• _What to produce_:
State the number of lines that contain "JSON", with no other text.

• _Exercise materials_:

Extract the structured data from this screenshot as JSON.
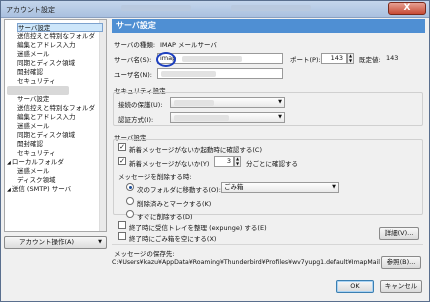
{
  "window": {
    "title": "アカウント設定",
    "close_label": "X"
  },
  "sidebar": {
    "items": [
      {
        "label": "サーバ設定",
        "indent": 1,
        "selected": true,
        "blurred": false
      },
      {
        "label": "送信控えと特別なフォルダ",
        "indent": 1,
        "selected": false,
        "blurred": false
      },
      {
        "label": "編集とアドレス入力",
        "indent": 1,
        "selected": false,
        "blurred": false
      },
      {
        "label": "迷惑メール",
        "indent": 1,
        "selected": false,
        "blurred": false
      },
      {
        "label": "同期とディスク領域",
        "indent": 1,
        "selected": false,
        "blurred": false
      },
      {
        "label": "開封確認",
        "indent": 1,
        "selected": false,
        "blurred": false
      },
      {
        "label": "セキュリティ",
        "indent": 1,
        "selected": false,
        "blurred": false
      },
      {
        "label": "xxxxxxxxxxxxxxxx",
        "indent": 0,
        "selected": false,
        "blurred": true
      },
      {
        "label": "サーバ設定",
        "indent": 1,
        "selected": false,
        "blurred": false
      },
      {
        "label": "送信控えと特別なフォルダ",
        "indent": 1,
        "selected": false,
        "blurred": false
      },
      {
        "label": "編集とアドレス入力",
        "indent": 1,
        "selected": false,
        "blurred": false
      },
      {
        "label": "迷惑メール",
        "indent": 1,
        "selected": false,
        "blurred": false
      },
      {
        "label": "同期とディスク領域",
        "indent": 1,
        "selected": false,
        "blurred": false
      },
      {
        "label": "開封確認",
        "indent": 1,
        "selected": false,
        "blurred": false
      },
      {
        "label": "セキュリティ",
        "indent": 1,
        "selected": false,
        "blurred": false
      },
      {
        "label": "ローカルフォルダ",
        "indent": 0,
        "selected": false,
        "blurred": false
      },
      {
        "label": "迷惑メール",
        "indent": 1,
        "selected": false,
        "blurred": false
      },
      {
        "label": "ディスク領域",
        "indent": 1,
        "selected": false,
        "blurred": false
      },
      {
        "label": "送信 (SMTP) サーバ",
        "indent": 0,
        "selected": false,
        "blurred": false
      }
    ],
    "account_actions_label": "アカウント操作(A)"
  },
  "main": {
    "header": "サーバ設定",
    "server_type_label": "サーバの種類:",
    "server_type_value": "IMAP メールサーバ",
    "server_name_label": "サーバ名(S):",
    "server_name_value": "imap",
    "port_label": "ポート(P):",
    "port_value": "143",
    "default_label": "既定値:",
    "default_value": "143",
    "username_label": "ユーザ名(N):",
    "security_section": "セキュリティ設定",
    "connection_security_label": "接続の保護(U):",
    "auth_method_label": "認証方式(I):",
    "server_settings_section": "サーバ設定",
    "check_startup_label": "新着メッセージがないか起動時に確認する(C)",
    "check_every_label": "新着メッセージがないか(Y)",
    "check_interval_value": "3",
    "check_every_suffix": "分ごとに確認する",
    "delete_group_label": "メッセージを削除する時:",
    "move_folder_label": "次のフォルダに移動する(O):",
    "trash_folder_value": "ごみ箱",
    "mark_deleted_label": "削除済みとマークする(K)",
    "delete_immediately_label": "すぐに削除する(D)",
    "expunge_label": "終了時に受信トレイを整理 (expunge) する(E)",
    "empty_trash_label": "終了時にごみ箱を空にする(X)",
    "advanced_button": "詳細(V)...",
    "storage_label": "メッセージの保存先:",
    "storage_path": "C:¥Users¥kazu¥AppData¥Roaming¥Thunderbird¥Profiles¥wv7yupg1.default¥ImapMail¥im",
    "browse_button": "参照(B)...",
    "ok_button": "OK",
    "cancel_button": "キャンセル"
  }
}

...

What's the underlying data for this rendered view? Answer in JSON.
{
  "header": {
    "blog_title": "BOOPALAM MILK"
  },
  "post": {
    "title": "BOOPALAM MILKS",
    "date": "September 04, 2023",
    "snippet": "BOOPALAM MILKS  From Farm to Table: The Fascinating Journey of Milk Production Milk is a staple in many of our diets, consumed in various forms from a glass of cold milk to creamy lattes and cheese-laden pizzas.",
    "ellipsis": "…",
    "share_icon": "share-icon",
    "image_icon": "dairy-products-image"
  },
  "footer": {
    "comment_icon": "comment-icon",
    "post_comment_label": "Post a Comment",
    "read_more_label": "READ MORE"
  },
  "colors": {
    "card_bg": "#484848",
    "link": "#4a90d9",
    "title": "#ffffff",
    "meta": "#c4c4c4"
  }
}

• _Output of the exercise_:
2